'''

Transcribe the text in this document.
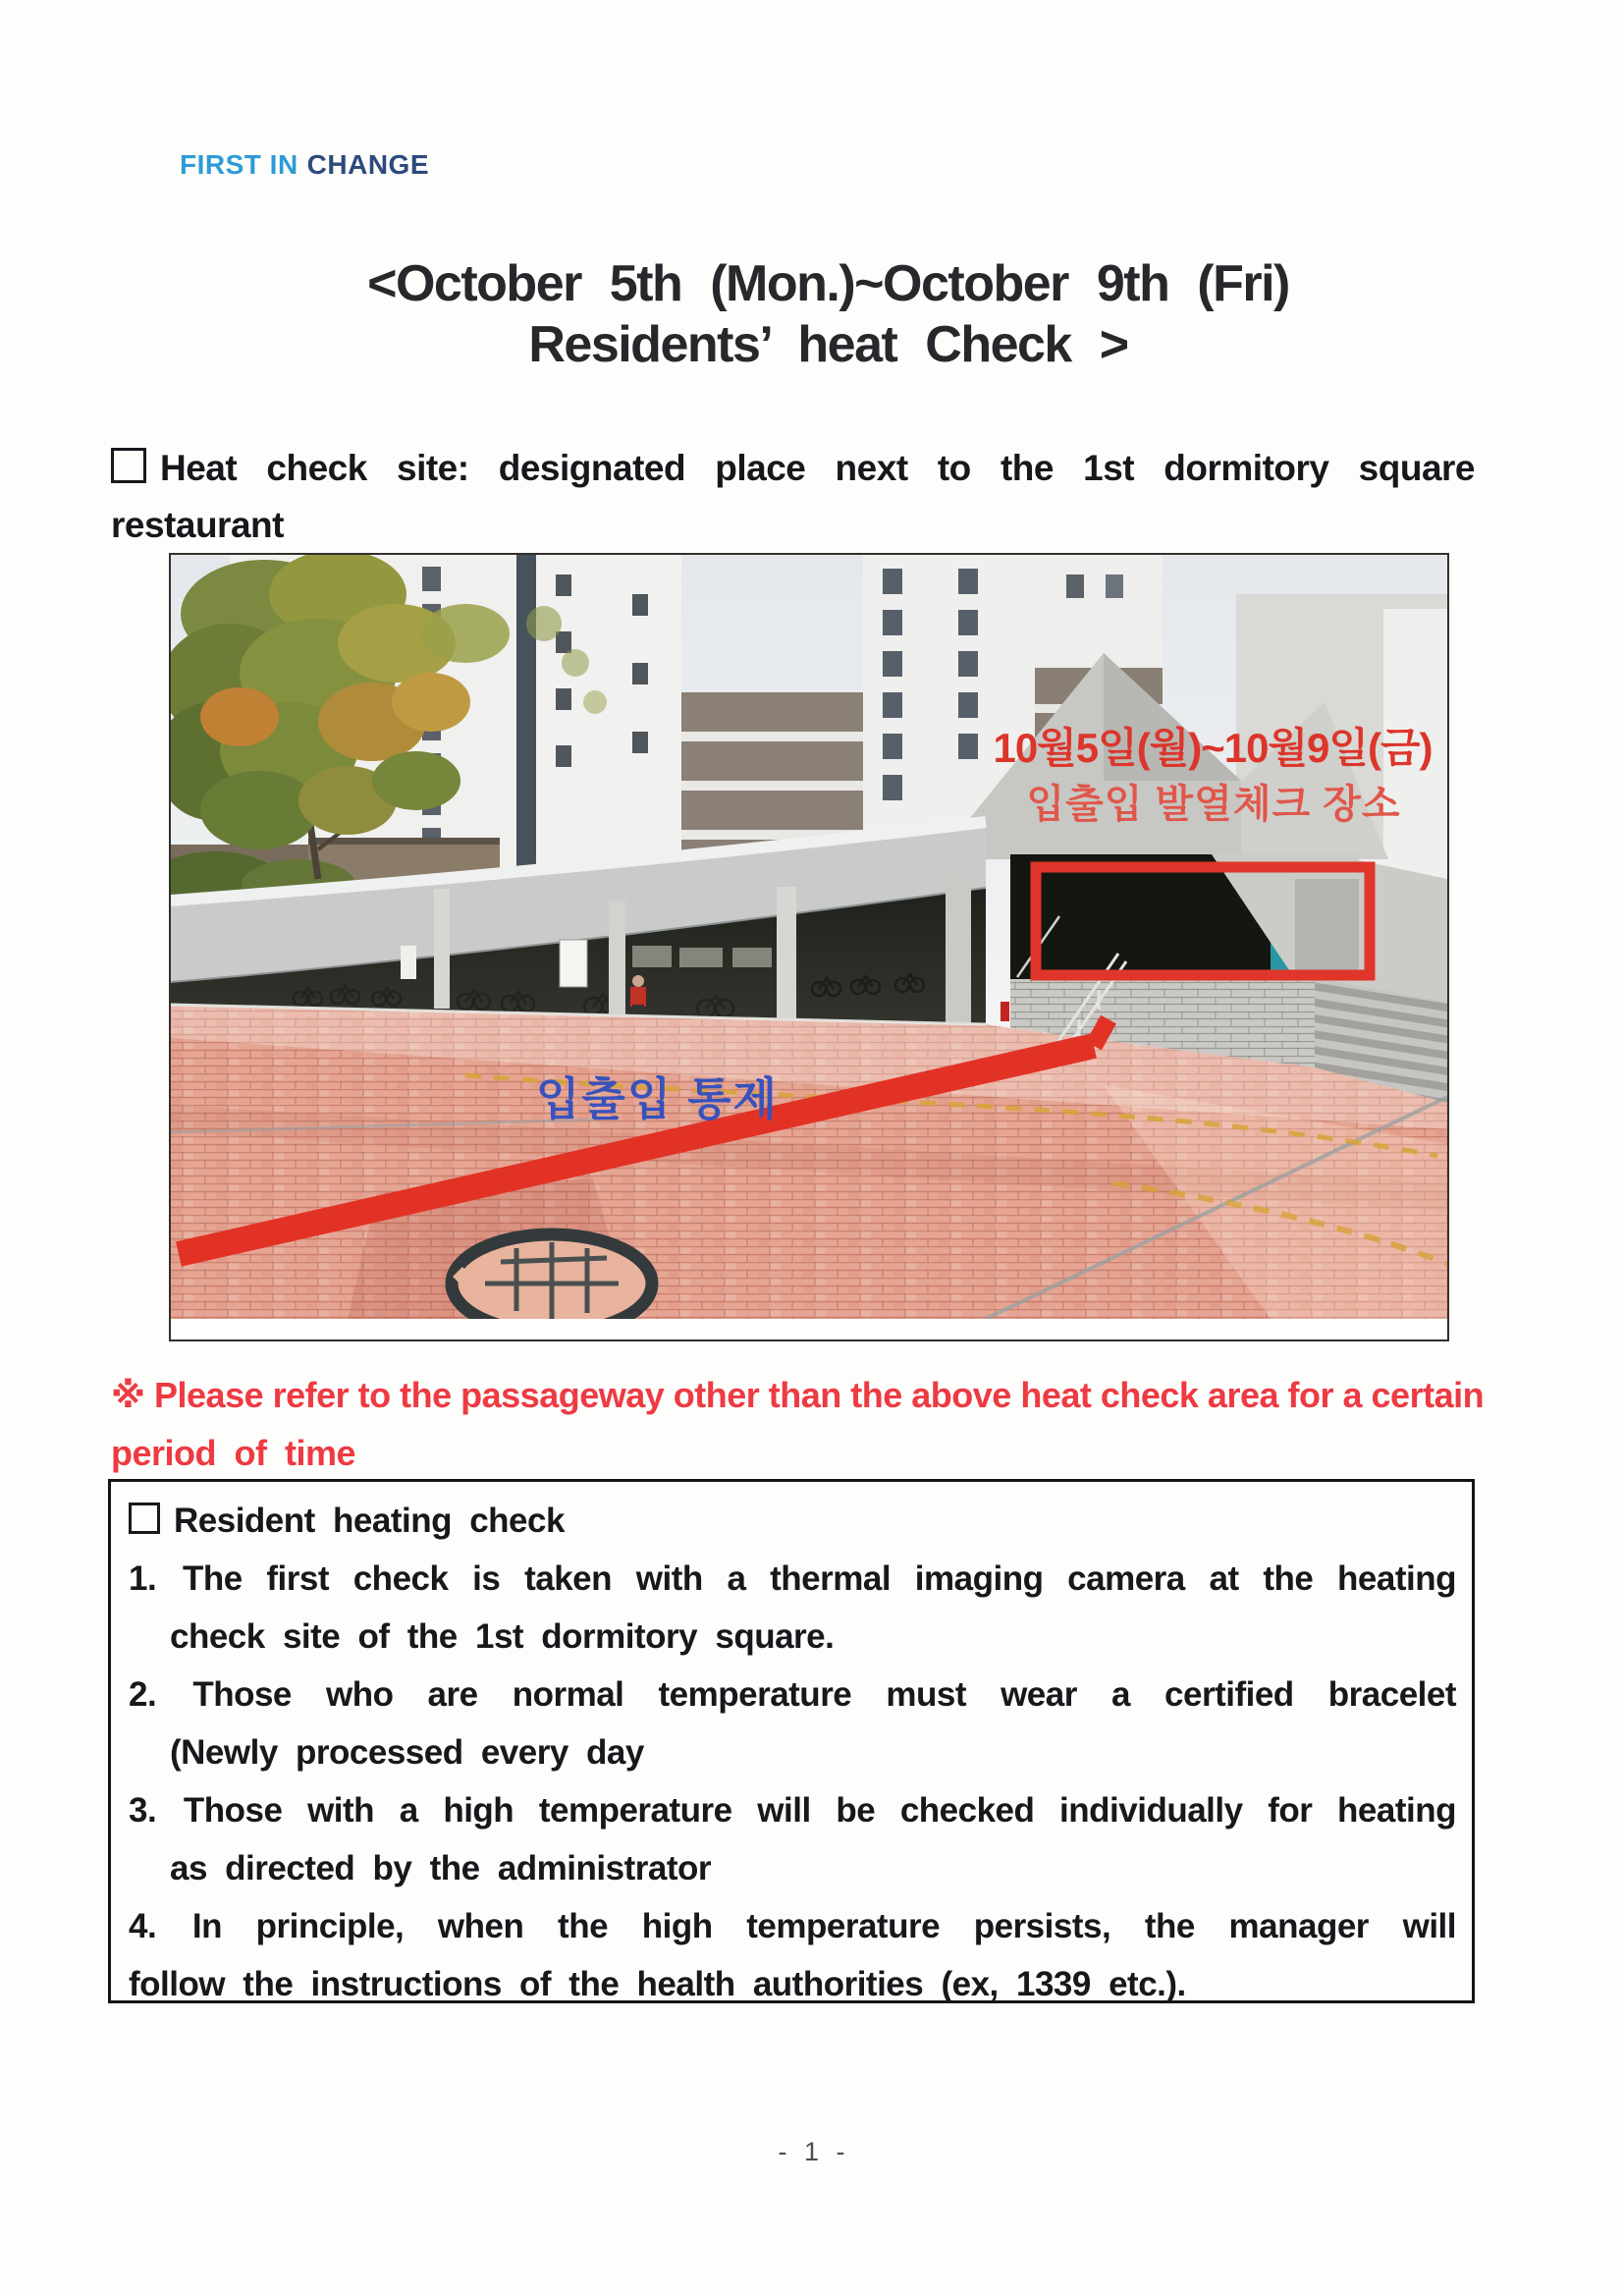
FIRST IN CHANGE
<October 5th (Mon.)~October 9th (Fri)
Residents’ heat Check >
Heat check site: designated place next to the 1st dormitory square
restaurant
10월5일(월)~10월9일(금)
입출입 발열체크 장소
입출입 통제
※ Please refer to the passageway other than the above heat check area for a certain
period of time
Resident heating check
1. The first check is taken with a thermal imaging camera at the heating
check site of the 1st dormitory square.
2. Those who are normal temperature must wear a certified bracelet
(Newly processed every day
3. Those with a high temperature will be checked individually for heating
as directed by the administrator
4. In principle, when the high temperature persists, the manager will
follow the instructions of the health authorities (ex, 1339 etc.).
- 1 -
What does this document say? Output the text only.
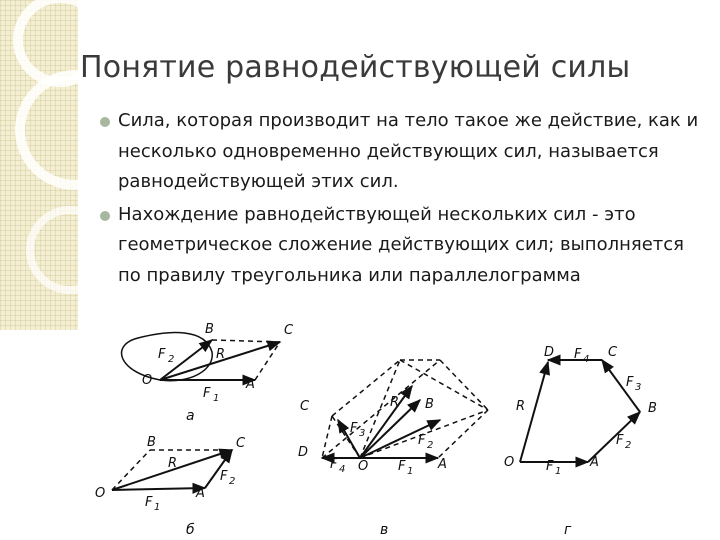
Понятие равнодействующей силы
Сила, которая производит на тело такое же действие, как и несколько одновременно действующих сил, называется равнодействующей этих сил.
Нахождение равнодействующей нескольких сил - это геометрическое сложение действующих сил; выполняется по правилу треугольника или параллелограмма
B	C
O	A
R
F 2
F 1
а
B	C
O	A
R
F 2
F 1
б
C
D
O	A
B
R
F 3
F 4
F 2
F 1
в
D	C
B
O	A
R
F 4
F 3
F 2
F 1
г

'''

## TASK INSTRUCTIONS
Transcribe exactly the portion of the material above that runs from the line containing "What does this" through its last line, omitting all pictures.

## REPLY TO THE TASK
What does this document say? Output the text only.
Понятие равнодействующей силы
Сила, которая производит на тело такое же действие, как и несколько одновременно действующих сил, называется равнодействующей этих сил.
Нахождение равнодействующей нескольких сил - это геометрическое сложение действующих сил; выполняется по правилу треугольника или параллелограмма
B	C
O	A
R
F 2
F 1
а
B	C
O	A
R
F 2
F 1
б
C
D
O	A
B
R
F 3
F 4
F 2
F 1
в
D	C
B
O	A
R
F 4
F 3
F 2
F 1
г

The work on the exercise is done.